# Extracto de página
*****

Traigo a colación al eximio doctor porque hace unos días mantuve un encuentro con un amigo al que hacía tiempo que no veía. Miento, le había visto de vez en cuando, pero nos habíamos despachado con unos minutos de conversación banal sobre la sequía, el trabajo, los hijos, la situación política y la última serie. Después, cada cual a sus cosas y hasta la próxima. Y eso no es verse, es un puro trámite.

Sentarnos, mirarnos, reconocernos; obviar el paso del tiempo; construirnos con los minutos una mampara virtual blindada contra ruidos o injerencias; confluir en la voluntad de llegar al fondo, de escucharnos activamente, de hablar sin cortapisas desde la raíz de las ideas, sin temor al error, a la rectificación, abiertos a razones y sinrazones, a tumba abierta, sin más límite que el respeto y sin más precaución que la alarma anti adhominem activada. No es fácil. Es extraordinariamente difícil. Sólo apto para valientes, para amigos valientes. Por eso un encuentro al estilo Iturrioz-Hurtado es tan poco habitual.

*****

# Las tareas
• 1. En el fragmento sobre el encuentro con un amigo, ¿de qué temas trataban los minutos de conversación banal?
• 2. Prosigue el fragmento sobre el encuentro con un amigo a partir de su última oración.
Las líneas no hacen falta para resolver nada.

*****

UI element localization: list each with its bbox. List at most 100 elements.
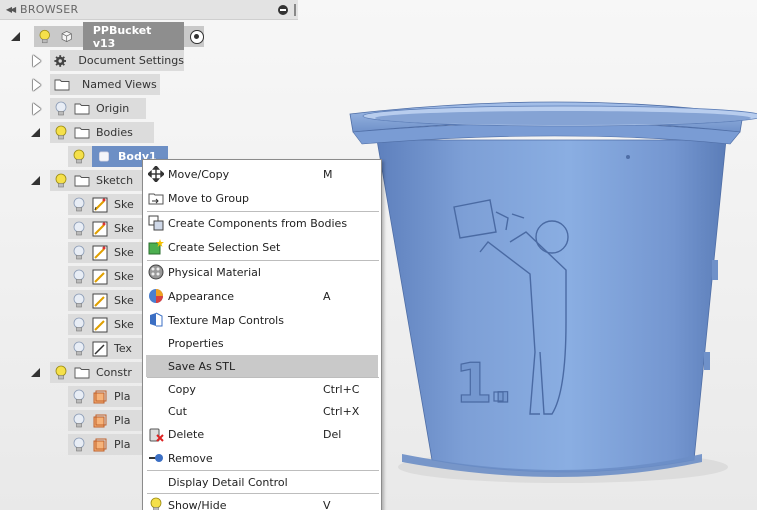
browser-item-sketch[interactable]: Ske [68,266,142,287]
gear-icon [54,54,67,67]
component-icon [62,30,73,43]
menu-item-shortcut: Ctrl+X [323,404,360,418]
sketch-label: Ske [114,198,134,211]
visibility-bulb-icon[interactable] [54,173,68,189]
browser-item-plane[interactable]: Pla [68,410,142,431]
folder-icon [74,127,90,139]
menu-item-label: Texture Map Controls [168,313,284,327]
plane-label: Pla [114,390,131,403]
visibility-bulb-icon[interactable] [54,365,68,381]
menu-item-shortcut: A [323,289,331,303]
texture-map-icon [150,312,163,327]
menu-item-label: Create Components from Bodies [168,216,348,230]
menu-item-properties[interactable]: Properties [143,332,381,354]
collapse-panel-icon[interactable]: ◀◀ [0,5,20,14]
sketch-icon [92,245,108,260]
visibility-bulb-icon [150,497,162,510]
menu-item-physical-material[interactable]: Physical Material [143,261,381,283]
folder-icon [74,175,90,187]
browser-item-sketch[interactable]: Ske [68,218,142,239]
browser-item-sketch[interactable]: Ske [68,290,142,311]
visibility-bulb-off-icon[interactable] [72,269,86,285]
visibility-bulb-off-icon[interactable] [54,101,68,117]
move-arrows-icon [148,166,164,182]
bucket-embossed-number: 1. [455,352,513,415]
visibility-bulb-icon[interactable] [38,29,51,45]
menu-item-save-as-stl[interactable]: Save As STL [146,355,378,377]
menu-item-cut[interactable]: Cut Ctrl+X [143,400,381,422]
visibility-bulb-icon[interactable] [72,149,86,165]
menu-item-appearance[interactable]: Appearance A [143,285,381,307]
sketch-icon [92,221,108,236]
expand-document-settings-icon[interactable] [33,55,41,67]
menu-item-move-copy[interactable]: Move/Copy M [143,163,381,185]
expand-bodies-icon[interactable] [31,128,40,137]
bucket-3d-model[interactable]: 1. [330,92,757,510]
visibility-bulb-off-icon[interactable] [72,245,86,261]
construction-plane-icon [93,414,107,427]
sketch-label: Ske [114,270,134,283]
browser-item-named-views[interactable]: Named Views [50,74,160,95]
browser-item-bodies[interactable]: Bodies [50,122,154,143]
menu-item-copy[interactable]: Copy Ctrl+C [143,378,381,400]
sketch-label: Ske [114,294,134,307]
expand-construction-icon[interactable] [31,368,40,377]
visibility-bulb-off-icon[interactable] [72,437,86,453]
create-components-icon [148,215,164,231]
body1-visibility-cell[interactable] [68,146,92,167]
body-icon [98,151,110,162]
visibility-bulb-off-icon[interactable] [72,293,86,309]
expand-root-icon[interactable] [11,32,20,41]
visibility-bulb-off-icon[interactable] [72,389,86,405]
menu-item-label: Move to Group [168,191,250,205]
visibility-bulb-off-icon[interactable] [72,341,86,357]
browser-item-origin[interactable]: Origin [50,98,146,119]
browser-item-plane[interactable]: Pla [68,434,142,455]
sketches-label: Sketch [96,174,134,187]
menu-item-label: Properties [168,336,224,350]
visibility-bulb-off-icon[interactable] [72,413,86,429]
menu-item-remove[interactable]: Remove [143,447,381,469]
folder-move-icon [148,193,164,205]
browser-title: BROWSER [20,3,79,16]
panel-resize-handle[interactable] [294,3,296,16]
browser-item-sketches[interactable]: Sketch [50,170,142,191]
menu-item-show-hide[interactable]: Show/Hide V [143,494,381,510]
activate-component-radio[interactable] [190,29,204,44]
menu-item-create-components[interactable]: Create Components from Bodies [143,212,381,234]
browser-item-sketch[interactable]: Ske [68,194,142,215]
browser-item-sketch[interactable]: Ske [68,242,142,263]
menu-item-label: Show/Hide [168,498,227,510]
browser-root-node[interactable]: PPBucket v13 [34,21,204,52]
construction-plane-icon [93,438,107,451]
appearance-ball-icon [149,289,163,303]
menu-item-delete[interactable]: Delete Del [143,423,381,445]
menu-item-create-selection-set[interactable]: Create Selection Set [143,236,381,258]
minimize-panel-icon[interactable] [278,4,288,15]
expand-origin-icon[interactable] [33,103,41,115]
expand-named-views-icon[interactable] [33,79,41,91]
visibility-bulb-off-icon[interactable] [72,317,86,333]
menu-item-texture-map-controls[interactable]: Texture Map Controls [143,309,381,331]
expand-sketches-icon[interactable] [31,176,40,185]
menu-item-shortcut: V [323,498,331,510]
menu-item-shortcut: Ctrl+C [323,382,360,396]
browser-item-construction[interactable]: Constr [50,362,142,383]
sketch-icon [92,197,108,212]
browser-item-document-settings[interactable]: Document Settings [50,50,184,71]
visibility-bulb-off-icon[interactable] [72,221,86,237]
menu-item-label: Remove [168,451,213,465]
root-component-label: PPBucket v13 [82,21,185,52]
sketch-label: Ske [114,318,134,331]
browser-item-plane[interactable]: Pla [68,386,142,407]
browser-item-sketch[interactable]: Ske [68,314,142,335]
visibility-bulb-icon[interactable] [54,125,68,141]
remove-icon [149,454,163,462]
menu-item-display-detail-control[interactable]: Display Detail Control [143,471,381,493]
visibility-bulb-off-icon[interactable] [72,197,86,213]
menu-item-shortcut: M [323,167,333,181]
browser-item-sketch[interactable]: Tex [68,338,142,359]
menu-item-label: Display Detail Control [168,475,288,489]
menu-item-move-to-group[interactable]: Move to Group [143,187,381,209]
menu-item-label: Move/Copy [168,167,230,181]
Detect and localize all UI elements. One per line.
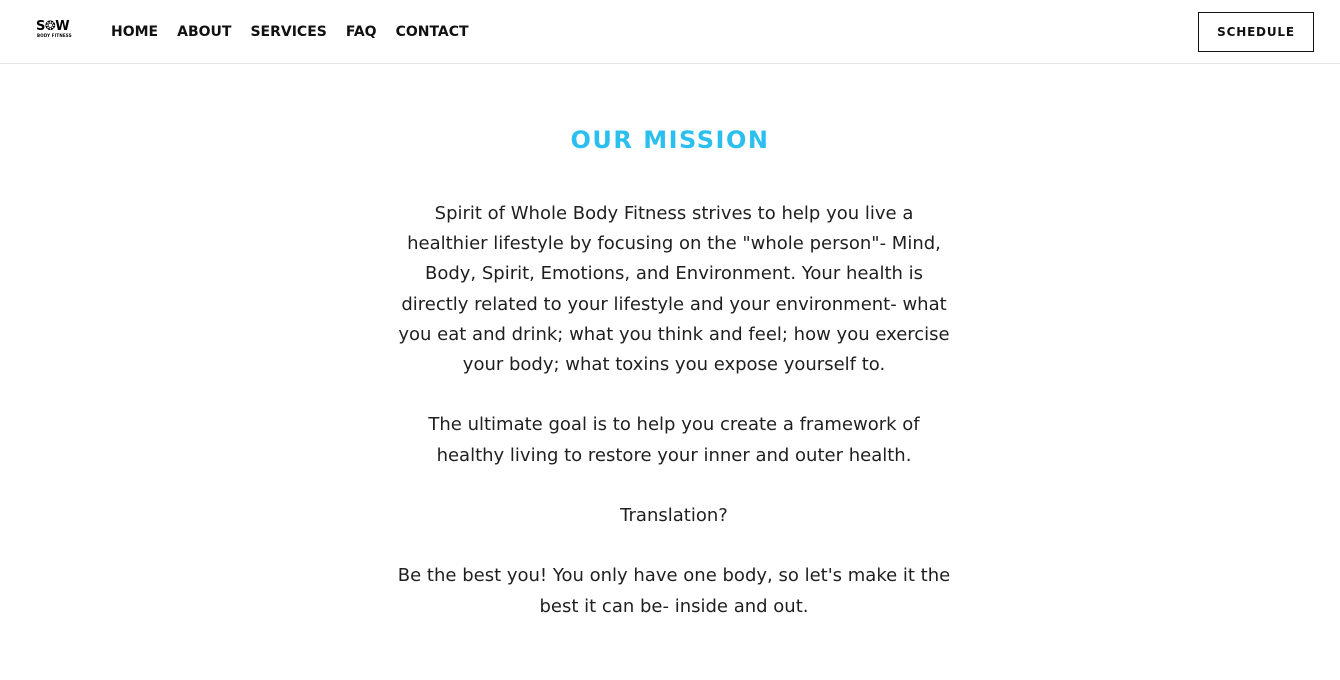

*****

# Resultados en orden
• 1. De la sequía, el trabajo, los hijos, la situación política y la última serie.

• 2.
Tampoco es habitual que ese tipo de reuniones entre dos personas se den espontáneamente, pero así es como sucedió; fue la coincidencia del momento y del lugar y sobre todo, la disposición de toda una tarde por delante y la voluntad cómplice de hablar de verdad. Un bar podría haber estado bien, pero nos habíamos encontrado cerca de mi casa, de manera que le propuse subir y tomarnos algo.  En ese momento, sin decirlo, los dos intuíamos que iba a ser una tarde especial, de esas que hacía tiempo que no disfrutábamos, larga y al mismo tiempo corta, inolvidable.

Coloqué una botella de whisky y dos vasos en el centro de la mesa redonda de la cocina. Mi cocina está bien para charlar. La ilumina un amplio ventanal tras el que veo evolucionar durante todo el año un hermoso almez frondoso, repletas sus ramas de hojas verdes. Dentro de poco ofrecerán a las tórtolas y a los gorriones sus pequeñas celtinas moradas. En unos meses perderá los frutos, y su verdor, y el invierno finalmente le despojará y aparecerá un buen día con las ramas desnudas, cumpliendo así, año tras año, con su ciclo.

-Qué hermoso es y qué bien estás aquí- me dijo Andrés nada más sentarse.
No lo había mencionado. Andrés es el nombre de pila de mi amigo. Sí, casualidades de la vida

-¿Quieres hielo?-Le ofrecí- Este de la etiqueta roja yo lo prefiero frío. Así el trago es más largo y la botella aguanta más.

Andrés asintió. Tintinearon los cubitos en el cristal.

-Mira, haz como yo –le propuse- prueba a colocar el vaso frente a tus ojos y apunta hacia la ventana. La luz que se refracta en el relieve del cristal convierte el interior del vaso en una especie de planeta extraño, un lugar como de ensueño  

- Es la transfiguración del whisky

-No te reconozco. Tú blasfemando con un whisky en la mano- le reproché sonriendo.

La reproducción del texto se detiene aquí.